WHAT IS ASKED — Report how many lines of the listing below include the word "arrow". Give nothing but the number.

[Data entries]

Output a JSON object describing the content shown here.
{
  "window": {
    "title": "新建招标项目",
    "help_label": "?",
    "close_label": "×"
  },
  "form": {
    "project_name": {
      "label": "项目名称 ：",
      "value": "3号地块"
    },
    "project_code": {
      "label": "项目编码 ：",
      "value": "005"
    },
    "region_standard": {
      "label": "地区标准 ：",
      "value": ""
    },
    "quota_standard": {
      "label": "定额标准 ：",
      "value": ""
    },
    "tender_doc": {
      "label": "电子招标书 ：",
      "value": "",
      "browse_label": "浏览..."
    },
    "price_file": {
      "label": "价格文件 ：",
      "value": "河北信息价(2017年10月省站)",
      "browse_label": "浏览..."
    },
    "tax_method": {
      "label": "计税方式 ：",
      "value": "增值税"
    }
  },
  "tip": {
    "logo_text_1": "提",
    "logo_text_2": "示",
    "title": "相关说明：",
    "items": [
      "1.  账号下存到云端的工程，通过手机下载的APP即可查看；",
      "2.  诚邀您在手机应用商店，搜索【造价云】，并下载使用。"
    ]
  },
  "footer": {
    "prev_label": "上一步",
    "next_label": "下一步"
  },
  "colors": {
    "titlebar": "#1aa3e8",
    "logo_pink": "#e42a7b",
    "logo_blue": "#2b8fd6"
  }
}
==
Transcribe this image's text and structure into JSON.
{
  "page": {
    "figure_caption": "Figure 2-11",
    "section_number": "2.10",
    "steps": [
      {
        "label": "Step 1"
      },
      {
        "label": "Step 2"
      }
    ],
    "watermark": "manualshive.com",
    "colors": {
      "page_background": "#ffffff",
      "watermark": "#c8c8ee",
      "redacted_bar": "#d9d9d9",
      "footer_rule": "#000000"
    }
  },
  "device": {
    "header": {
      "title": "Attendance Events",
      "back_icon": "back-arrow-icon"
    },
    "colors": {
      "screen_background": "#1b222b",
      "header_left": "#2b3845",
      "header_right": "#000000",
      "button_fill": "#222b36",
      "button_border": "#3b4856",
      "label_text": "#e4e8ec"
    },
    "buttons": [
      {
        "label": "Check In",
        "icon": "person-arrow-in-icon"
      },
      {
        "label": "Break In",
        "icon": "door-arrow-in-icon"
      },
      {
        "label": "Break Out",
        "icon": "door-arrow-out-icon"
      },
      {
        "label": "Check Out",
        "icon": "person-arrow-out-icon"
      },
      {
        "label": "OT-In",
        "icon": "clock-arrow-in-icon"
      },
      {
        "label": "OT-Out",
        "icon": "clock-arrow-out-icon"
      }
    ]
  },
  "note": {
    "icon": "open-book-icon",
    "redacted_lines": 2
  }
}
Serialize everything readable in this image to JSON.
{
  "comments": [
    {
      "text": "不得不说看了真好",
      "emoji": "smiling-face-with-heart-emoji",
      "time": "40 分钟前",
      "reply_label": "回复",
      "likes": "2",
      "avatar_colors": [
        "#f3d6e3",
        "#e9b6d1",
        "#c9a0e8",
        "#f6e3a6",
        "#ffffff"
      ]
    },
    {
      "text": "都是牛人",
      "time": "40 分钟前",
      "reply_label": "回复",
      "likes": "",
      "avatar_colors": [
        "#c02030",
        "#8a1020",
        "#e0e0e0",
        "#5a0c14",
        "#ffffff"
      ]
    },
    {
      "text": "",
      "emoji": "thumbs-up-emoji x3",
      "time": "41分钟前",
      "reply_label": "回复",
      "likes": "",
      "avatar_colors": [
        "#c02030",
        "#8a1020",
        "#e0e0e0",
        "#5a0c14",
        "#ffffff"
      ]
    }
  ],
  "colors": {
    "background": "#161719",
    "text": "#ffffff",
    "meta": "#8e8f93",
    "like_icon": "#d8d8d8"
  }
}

SOLUTION — 7